Metin Bloğu:
——————

3) İşyeri esas alınmak suretiyle bildirgenin verilmediğine ilişkin; mahkemenin karar tarihinden, Kurumun denetim ve kontrolle görevli memurlarının tespit tarihinden, diğer kamu kurum ve kuruluşlarının denetim elemanlarının rapor tarihinden, bankalar, döner sermayeli kuruluşlar, kamu idareleri ile kanunla kurulan kurum ve kuruluşlardan alınan bilgi veya belgelerin Kuruma intikal tarihinden itibaren bir yıl içinde bu bendin (2) numaralı alt bendinde sayılan durumlardan biriyle tekrar bildirge verilmediğinin anlaşılması halinde, bildirgeyi vermekle yükümlü olanlar hakkında bu defa
-her bir sigortalı için asgari ücretin beş katı tutarında idari para cezası uygulanır.” denmiştir.
Burada Aynı işyerinde, sigortalı işe giriş bildirgesinin verilmemesine ilişkin fiilin;
- Mahkemenin karar tarihinden,
- Kurumun denetim ve kontrolle görevli memurlarının tespit tarihinden,
- Diğer kamu kurum ve kuruluşlarının denetim elemanlarının rapor tarihinden,
-Bankalar, döner sermayeli kuruluşlar, kamu idareleri ile kanunla kurulan kurum ve kuruluşlardan alınan bilgi veya belgelerin Kuruma intikal tarihinden itibaren,
Bir yıllık süre içinde, birden fazla kez tespiti halinde, her bir sigortalı işe giriş bildirgesinden dolayı asgari ücretin beş katı tutarında idari para cezası uygulanacaktır.
4/1-b kapsamında sigortalı olanlar için 5510 sayılı Kanunun 8 inci maddesinin üçüncü fıkrasında belirtilen yükümlülüğün 15 gün içerisinde yerine getirilmemesi halinde, 5510 sayılı Kanunun 102 nci maddesinin birinci fıkrasının (g) bendine istinaden, bildirgenin verilmesi gereken sürenin son gününde geçerli olan asgari ücret üzerinden, bir aylık asgari ücret tutarında idari para cezası uygulanacaktır.

——————

Veri Bölümü:
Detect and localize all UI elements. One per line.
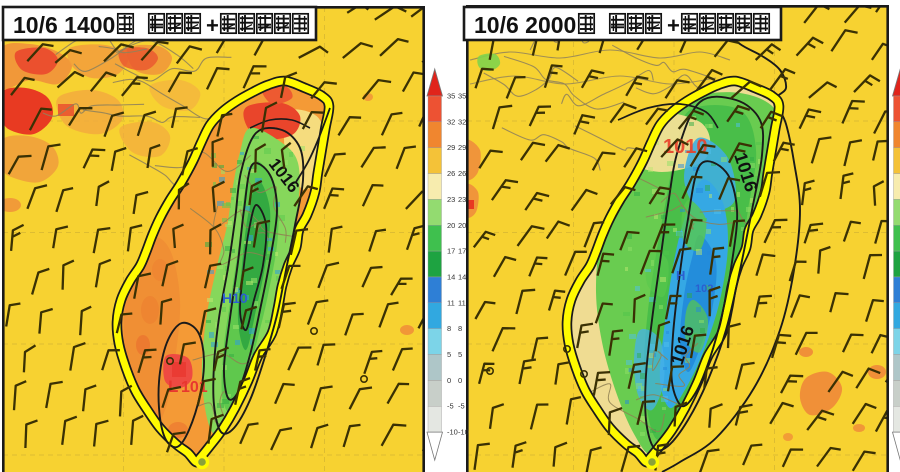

——————

Görev: İşe giriş bildirgesi cezalarını anlatan metinde, bir yıllık sürenin hesaplanmaya başladığı tarihlerin tamamını sıralayın. Bu materyale gerek yoktur.

Alıştırmanın Cevabı:
- Mahkemenin karar tarihi
- Kurumun denetim ve kontrolle görevli memurlarının tespit tarihi
- Diğer kamu kurum ve kuruluşlarının denetim elemanlarının rapor tarihi
- Bankalar, döner sermayeli kuruluşlar, kamu idareleri ile kanunla kurulan kurum ve kuruluşlardan alınan bilgi veya belgelerin Kuruma intikal tarihi